Problem description
Copy the records from the start through the line containing "assign-dropdown[interactable]: 氏名(姓) ▾: [333, 155, 417, 165]", swapping "radio-button" for "option-button" each time it appears and leaving everything else the same. Give back only those lines.

Input records
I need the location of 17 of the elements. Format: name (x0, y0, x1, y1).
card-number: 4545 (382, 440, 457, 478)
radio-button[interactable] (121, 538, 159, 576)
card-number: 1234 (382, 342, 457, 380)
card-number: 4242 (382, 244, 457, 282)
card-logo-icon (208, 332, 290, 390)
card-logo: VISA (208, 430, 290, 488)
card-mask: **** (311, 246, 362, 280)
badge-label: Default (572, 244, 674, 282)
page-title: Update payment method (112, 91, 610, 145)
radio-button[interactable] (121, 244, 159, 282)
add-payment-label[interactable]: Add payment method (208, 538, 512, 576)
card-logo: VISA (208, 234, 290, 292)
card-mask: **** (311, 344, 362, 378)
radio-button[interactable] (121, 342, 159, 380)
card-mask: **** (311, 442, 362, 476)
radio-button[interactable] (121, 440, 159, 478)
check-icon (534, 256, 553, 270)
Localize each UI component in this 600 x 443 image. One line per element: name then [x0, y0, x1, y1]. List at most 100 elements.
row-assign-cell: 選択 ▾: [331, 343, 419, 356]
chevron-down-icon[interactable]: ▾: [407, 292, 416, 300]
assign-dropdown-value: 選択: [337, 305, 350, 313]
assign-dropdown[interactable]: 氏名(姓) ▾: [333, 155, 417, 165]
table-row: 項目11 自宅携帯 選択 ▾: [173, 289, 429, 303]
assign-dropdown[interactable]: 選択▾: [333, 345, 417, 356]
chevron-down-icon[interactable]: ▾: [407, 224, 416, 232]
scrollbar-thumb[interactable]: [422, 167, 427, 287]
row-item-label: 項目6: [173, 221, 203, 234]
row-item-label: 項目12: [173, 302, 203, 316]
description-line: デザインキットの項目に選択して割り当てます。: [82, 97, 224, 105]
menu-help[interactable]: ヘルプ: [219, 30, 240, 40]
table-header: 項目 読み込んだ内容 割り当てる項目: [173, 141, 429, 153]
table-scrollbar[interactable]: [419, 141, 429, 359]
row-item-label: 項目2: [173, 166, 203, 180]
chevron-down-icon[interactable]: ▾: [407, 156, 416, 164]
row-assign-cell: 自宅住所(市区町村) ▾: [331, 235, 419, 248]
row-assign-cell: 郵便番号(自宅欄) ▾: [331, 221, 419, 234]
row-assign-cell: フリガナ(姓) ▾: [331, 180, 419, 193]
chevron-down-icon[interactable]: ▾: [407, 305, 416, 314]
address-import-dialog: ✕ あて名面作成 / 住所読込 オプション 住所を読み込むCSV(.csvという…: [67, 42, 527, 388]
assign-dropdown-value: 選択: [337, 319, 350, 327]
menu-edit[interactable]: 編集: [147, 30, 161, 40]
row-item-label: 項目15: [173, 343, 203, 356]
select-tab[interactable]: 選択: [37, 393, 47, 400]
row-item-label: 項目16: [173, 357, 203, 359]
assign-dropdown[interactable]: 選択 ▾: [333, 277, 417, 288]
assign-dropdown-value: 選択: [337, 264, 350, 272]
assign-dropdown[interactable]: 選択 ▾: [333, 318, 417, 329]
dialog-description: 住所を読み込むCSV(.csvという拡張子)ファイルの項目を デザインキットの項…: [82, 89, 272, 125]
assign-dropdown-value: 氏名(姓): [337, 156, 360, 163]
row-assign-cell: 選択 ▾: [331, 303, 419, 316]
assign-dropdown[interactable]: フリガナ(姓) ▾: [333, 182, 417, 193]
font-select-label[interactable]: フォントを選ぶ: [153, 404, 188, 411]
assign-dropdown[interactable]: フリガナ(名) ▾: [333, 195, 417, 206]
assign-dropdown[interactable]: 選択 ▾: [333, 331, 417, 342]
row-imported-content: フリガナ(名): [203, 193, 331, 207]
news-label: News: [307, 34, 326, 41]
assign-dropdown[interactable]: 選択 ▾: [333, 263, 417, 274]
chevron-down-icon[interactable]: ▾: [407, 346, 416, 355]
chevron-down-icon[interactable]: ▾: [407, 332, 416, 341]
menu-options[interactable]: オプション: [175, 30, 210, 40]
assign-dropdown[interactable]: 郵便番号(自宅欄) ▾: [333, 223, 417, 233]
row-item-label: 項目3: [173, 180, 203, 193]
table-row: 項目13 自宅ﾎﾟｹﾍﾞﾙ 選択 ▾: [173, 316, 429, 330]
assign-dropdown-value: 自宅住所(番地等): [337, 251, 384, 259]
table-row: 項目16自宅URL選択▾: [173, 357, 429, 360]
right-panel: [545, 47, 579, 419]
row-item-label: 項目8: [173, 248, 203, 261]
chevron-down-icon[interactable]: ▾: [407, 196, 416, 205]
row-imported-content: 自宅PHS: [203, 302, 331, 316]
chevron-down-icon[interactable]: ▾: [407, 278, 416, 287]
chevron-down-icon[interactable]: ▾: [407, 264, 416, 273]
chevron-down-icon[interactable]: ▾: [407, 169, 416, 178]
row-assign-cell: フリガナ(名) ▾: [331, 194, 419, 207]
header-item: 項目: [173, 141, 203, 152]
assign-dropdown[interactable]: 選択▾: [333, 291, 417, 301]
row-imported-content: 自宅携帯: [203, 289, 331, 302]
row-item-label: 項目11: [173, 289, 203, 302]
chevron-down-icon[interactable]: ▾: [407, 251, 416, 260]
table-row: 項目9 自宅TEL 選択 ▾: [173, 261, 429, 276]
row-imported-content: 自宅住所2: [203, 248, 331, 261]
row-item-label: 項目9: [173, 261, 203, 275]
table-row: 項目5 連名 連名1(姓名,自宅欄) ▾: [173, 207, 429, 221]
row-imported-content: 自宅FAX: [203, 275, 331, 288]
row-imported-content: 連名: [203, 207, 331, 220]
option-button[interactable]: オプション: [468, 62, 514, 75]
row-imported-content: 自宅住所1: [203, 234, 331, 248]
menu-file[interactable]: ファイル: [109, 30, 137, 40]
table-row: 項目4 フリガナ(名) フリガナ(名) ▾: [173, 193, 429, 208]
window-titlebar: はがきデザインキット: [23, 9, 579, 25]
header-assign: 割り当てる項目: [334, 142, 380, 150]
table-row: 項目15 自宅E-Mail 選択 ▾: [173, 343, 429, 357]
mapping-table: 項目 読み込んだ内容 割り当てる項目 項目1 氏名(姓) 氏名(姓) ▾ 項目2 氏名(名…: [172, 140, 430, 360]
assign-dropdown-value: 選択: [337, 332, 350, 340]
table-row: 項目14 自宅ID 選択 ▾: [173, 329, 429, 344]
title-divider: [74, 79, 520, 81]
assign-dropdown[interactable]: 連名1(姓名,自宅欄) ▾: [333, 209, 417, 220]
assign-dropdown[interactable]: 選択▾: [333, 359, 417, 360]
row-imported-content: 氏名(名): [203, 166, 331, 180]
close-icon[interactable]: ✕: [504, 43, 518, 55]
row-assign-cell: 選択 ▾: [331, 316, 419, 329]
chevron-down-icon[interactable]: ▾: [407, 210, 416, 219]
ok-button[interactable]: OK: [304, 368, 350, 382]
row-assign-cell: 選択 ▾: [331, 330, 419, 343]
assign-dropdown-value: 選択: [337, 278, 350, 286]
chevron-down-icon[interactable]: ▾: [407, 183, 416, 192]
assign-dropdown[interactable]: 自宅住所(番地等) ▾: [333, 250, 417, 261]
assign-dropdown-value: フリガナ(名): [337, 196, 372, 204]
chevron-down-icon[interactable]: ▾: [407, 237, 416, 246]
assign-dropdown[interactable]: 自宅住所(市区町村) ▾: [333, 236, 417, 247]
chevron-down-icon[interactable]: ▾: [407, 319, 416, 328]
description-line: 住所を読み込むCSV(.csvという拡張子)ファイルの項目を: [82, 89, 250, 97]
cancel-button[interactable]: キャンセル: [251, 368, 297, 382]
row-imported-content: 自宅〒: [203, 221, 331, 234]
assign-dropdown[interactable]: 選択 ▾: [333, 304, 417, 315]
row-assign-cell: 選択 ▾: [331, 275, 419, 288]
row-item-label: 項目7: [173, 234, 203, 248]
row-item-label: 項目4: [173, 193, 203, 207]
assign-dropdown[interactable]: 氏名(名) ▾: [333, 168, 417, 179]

Completed task
I need the location of 17 of the elements. Format: name (x0, y0, x1, y1).
card-number: 4545 (382, 440, 457, 478)
option-button[interactable] (121, 538, 159, 576)
card-number: 1234 (382, 342, 457, 380)
card-number: 4242 (382, 244, 457, 282)
card-logo-icon (208, 332, 290, 390)
card-logo: VISA (208, 430, 290, 488)
card-mask: **** (311, 246, 362, 280)
badge-label: Default (572, 244, 674, 282)
page-title: Update payment method (112, 91, 610, 145)
option-button[interactable] (121, 244, 159, 282)
add-payment-label[interactable]: Add payment method (208, 538, 512, 576)
card-logo: VISA (208, 234, 290, 292)
card-mask: **** (311, 344, 362, 378)
option-button[interactable] (121, 342, 159, 380)
card-mask: **** (311, 442, 362, 476)
option-button[interactable] (121, 440, 159, 478)
check-icon (534, 256, 553, 270)
Localize each UI component in this 600 x 443 image. One line per element: name then [x0, y0, x1, y1]. List at most 100 elements.
row-assign-cell: 選択 ▾: [331, 343, 419, 356]
chevron-down-icon[interactable]: ▾: [407, 292, 416, 300]
assign-dropdown-value: 選択: [337, 305, 350, 313]
assign-dropdown[interactable]: 氏名(姓) ▾: [333, 155, 417, 165]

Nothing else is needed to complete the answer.